> **Provided entries**
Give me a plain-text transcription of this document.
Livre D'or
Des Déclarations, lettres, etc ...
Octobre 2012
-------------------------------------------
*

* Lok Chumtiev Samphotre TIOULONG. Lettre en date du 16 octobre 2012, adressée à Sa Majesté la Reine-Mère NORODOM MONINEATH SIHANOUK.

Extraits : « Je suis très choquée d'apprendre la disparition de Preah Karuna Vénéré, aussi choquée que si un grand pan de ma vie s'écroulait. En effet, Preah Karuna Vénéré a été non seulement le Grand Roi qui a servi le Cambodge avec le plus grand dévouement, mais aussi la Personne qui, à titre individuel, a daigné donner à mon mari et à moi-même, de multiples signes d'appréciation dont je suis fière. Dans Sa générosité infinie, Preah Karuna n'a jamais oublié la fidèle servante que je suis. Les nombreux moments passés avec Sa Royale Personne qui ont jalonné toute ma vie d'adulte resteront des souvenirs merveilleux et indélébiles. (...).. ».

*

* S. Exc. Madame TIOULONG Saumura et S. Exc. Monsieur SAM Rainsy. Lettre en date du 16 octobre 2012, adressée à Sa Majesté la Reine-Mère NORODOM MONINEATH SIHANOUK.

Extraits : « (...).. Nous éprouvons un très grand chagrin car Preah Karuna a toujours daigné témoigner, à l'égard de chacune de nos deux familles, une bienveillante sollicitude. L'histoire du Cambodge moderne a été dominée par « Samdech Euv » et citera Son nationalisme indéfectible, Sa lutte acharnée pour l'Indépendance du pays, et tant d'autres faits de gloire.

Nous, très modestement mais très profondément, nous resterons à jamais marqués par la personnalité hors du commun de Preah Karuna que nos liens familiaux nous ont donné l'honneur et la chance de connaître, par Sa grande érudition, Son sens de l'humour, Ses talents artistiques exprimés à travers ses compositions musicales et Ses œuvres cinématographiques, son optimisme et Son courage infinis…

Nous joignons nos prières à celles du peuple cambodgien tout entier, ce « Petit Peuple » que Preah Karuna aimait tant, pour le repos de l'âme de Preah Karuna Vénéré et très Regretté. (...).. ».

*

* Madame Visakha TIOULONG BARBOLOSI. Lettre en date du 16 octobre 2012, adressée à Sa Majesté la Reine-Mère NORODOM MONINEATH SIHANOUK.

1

> **Task instructions**
Produce a verbatim transcription of the entries above.

> **Finished exercise**
Give me a plain-text transcription of this document.
Livre D'or
Des Déclarations, lettres, etc ...
Octobre 2012
-------------------------------------------
*

* Lok Chumtiev Samphotre TIOULONG. Lettre en date du 16 octobre 2012, adressée à Sa Majesté la Reine-Mère NORODOM MONINEATH SIHANOUK.

Extraits : « Je suis très choquée d'apprendre la disparition de Preah Karuna Vénéré, aussi choquée que si un grand pan de ma vie s'écroulait. En effet, Preah Karuna Vénéré a été non seulement le Grand Roi qui a servi le Cambodge avec le plus grand dévouement, mais aussi la Personne qui, à titre individuel, a daigné donner à mon mari et à moi-même, de multiples signes d'appréciation dont je suis fière. Dans Sa générosité infinie, Preah Karuna n'a jamais oublié la fidèle servante que je suis. Les nombreux moments passés avec Sa Royale Personne qui ont jalonné toute ma vie d'adulte resteront des souvenirs merveilleux et indélébiles. (...).. ».

*

* S. Exc. Madame TIOULONG Saumura et S. Exc. Monsieur SAM Rainsy. Lettre en date du 16 octobre 2012, adressée à Sa Majesté la Reine-Mère NORODOM MONINEATH SIHANOUK.

Extraits : « (...).. Nous éprouvons un très grand chagrin car Preah Karuna a toujours daigné témoigner, à l'égard de chacune de nos deux familles, une bienveillante sollicitude. L'histoire du Cambodge moderne a été dominée par « Samdech Euv » et citera Son nationalisme indéfectible, Sa lutte acharnée pour l'Indépendance du pays, et tant d'autres faits de gloire.

Nous, très modestement mais très profondément, nous resterons à jamais marqués par la personnalité hors du commun de Preah Karuna que nos liens familiaux nous ont donné l'honneur et la chance de connaître, par Sa grande érudition, Son sens de l'humour, Ses talents artistiques exprimés à travers ses compositions musicales et Ses œuvres cinématographiques, son optimisme et Son courage infinis…

Nous joignons nos prières à celles du peuple cambodgien tout entier, ce « Petit Peuple » que Preah Karuna aimait tant, pour le repos de l'âme de Preah Karuna Vénéré et très Regretté. (...).. ».

*

* Madame Visakha TIOULONG BARBOLOSI. Lettre en date du 16 octobre 2012, adressée à Sa Majesté la Reine-Mère NORODOM MONINEATH SIHANOUK.

1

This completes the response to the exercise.